§ **Dataset excerpts**:
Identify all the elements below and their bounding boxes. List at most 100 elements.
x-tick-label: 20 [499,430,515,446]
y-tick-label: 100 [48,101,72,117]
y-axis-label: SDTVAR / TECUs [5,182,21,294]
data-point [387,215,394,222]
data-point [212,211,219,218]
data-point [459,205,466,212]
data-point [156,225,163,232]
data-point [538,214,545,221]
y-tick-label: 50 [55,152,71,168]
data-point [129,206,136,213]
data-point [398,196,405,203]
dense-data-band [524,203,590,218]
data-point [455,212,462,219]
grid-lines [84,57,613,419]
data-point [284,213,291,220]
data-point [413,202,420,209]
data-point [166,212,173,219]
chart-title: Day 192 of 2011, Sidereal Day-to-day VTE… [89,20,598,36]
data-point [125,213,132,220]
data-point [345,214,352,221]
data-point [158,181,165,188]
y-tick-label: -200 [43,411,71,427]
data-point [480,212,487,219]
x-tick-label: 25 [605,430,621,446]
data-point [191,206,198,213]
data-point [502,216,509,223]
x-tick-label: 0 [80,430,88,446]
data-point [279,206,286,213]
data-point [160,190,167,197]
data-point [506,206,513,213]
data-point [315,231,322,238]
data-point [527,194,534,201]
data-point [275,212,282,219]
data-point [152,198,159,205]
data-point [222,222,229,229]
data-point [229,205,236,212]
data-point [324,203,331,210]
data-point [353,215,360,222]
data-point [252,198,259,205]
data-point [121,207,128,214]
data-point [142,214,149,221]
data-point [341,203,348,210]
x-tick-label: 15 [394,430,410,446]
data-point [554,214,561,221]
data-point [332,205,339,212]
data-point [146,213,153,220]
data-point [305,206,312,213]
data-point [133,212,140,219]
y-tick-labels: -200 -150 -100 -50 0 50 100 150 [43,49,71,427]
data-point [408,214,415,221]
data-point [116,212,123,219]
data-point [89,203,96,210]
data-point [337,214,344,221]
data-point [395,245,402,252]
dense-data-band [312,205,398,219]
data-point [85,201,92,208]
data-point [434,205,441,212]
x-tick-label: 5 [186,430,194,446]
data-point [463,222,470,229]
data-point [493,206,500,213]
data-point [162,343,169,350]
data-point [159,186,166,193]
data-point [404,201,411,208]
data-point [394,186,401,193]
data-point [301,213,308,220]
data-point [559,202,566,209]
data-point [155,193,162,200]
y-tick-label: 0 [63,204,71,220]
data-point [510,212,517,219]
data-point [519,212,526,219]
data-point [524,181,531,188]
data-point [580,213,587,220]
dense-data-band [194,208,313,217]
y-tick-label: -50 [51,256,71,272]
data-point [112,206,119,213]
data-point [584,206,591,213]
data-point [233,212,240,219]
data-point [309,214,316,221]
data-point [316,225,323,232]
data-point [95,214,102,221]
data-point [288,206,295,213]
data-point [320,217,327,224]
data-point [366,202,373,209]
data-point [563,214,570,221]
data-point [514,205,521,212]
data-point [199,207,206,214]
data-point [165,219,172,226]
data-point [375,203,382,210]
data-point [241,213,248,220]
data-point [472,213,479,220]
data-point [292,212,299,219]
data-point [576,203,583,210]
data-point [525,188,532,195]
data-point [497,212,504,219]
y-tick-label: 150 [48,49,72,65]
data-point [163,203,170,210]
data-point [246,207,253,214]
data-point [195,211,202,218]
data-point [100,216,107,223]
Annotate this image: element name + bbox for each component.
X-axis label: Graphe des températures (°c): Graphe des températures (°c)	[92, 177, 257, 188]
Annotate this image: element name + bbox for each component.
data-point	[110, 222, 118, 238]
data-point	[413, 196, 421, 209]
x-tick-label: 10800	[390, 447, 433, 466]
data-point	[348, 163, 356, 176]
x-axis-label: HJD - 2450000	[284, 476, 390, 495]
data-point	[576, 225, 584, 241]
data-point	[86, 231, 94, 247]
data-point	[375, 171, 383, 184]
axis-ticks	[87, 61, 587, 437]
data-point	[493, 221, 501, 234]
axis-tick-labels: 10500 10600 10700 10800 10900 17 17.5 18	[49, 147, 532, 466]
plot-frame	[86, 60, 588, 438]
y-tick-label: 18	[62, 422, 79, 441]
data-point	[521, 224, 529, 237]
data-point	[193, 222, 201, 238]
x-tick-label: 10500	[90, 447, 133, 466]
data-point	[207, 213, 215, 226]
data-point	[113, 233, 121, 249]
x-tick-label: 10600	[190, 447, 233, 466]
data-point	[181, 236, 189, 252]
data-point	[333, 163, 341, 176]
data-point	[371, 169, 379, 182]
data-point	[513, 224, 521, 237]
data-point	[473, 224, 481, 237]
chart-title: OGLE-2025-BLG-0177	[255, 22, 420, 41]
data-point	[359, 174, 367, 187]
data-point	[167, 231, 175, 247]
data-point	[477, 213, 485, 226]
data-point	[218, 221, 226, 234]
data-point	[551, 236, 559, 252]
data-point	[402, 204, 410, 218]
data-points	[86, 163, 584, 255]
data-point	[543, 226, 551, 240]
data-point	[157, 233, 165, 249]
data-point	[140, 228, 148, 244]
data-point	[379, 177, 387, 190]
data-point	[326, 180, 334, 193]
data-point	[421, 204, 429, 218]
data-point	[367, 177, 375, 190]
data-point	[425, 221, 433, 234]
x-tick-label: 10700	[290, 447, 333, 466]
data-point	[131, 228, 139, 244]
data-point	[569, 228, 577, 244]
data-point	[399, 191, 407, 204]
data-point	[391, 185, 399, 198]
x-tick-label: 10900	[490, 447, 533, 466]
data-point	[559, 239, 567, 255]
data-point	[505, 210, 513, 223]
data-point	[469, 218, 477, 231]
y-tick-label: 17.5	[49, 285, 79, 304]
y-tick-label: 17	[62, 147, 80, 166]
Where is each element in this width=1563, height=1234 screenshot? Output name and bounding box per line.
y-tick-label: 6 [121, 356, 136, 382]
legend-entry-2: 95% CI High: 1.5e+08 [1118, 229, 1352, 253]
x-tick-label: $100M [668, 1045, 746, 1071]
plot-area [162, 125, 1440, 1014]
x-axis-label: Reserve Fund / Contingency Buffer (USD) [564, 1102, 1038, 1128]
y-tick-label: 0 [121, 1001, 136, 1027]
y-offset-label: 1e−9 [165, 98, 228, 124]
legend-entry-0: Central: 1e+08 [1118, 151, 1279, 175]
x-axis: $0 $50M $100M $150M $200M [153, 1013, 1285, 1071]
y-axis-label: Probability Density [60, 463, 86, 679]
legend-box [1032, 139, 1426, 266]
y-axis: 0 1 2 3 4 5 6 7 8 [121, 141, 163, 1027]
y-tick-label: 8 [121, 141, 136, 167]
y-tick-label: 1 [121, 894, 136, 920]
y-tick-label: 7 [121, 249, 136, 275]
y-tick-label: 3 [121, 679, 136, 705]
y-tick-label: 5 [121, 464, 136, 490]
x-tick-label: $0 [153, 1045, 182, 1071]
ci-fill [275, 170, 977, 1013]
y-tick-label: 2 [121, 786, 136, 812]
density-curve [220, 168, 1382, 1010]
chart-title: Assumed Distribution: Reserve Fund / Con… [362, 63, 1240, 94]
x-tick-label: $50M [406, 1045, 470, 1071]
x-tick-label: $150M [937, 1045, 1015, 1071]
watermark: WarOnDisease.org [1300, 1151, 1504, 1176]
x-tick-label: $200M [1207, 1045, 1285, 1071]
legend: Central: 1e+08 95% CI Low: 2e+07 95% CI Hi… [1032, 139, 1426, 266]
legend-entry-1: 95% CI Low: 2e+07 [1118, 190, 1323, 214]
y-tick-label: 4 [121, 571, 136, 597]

§ **Required task**: Arrange every line of the material, from its first line through the line containing "y-tick-labels: -200 -150", as a numbered list, leaving out any blank lines.

§ **Solution for this problem**:
1. Identify all the elements below and their bounding boxes. List at most 100 elements.
2. x-tick-label: 20 [499,430,515,446]
3. y-tick-label: 100 [48,101,72,117]
4. y-axis-label: SDTVAR / TECUs [5,182,21,294]
5. data-point [387,215,394,222]
6. data-point [212,211,219,218]
7. data-point [459,205,466,212]
8. data-point [156,225,163,232]
9. data-point [538,214,545,221]
10. y-tick-label: 50 [55,152,71,168]
11. data-point [129,206,136,213]
12. data-point [398,196,405,203]
13. dense-data-band [524,203,590,218]
14. data-point [455,212,462,219]
15. grid-lines [84,57,613,419]
16. data-point [284,213,291,220]
17. data-point [413,202,420,209]
18. data-point [166,212,173,219]
19. chart-title: Day 192 of 2011, Sidereal Day-to-day VTE… [89,20,598,36]
20. data-point [125,213,132,220]
21. data-point [345,214,352,221]
22. data-point [158,181,165,188]
23. y-tick-label: -200 [43,411,71,427]
24. data-point [480,212,487,219]
25. x-tick-label: 25 [605,430,621,446]
26. data-point [191,206,198,213]
27. data-point [502,216,509,223]
28. x-tick-label: 0 [80,430,88,446]
29. data-point [279,206,286,213]
30. data-point [160,190,167,197]
31. data-point [506,206,513,213]
32. data-point [315,231,322,238]
33. data-point [527,194,534,201]
34. data-point [275,212,282,219]
35. data-point [152,198,159,205]
36. data-point [222,222,229,229]
37. data-point [229,205,236,212]
38. data-point [324,203,331,210]
39. data-point [353,215,360,222]
40. data-point [252,198,259,205]
41. data-point [121,207,128,214]
42. data-point [142,214,149,221]
43. data-point [341,203,348,210]
44. x-tick-label: 15 [394,430,410,446]
45. data-point [554,214,561,221]
46. data-point [332,205,339,212]
47. data-point [146,213,153,220]
48. data-point [305,206,312,213]
49. data-point [133,212,140,219]
50. y-tick-labels: -200 -150 -100 -50 0 50 100 150 [43,49,71,427]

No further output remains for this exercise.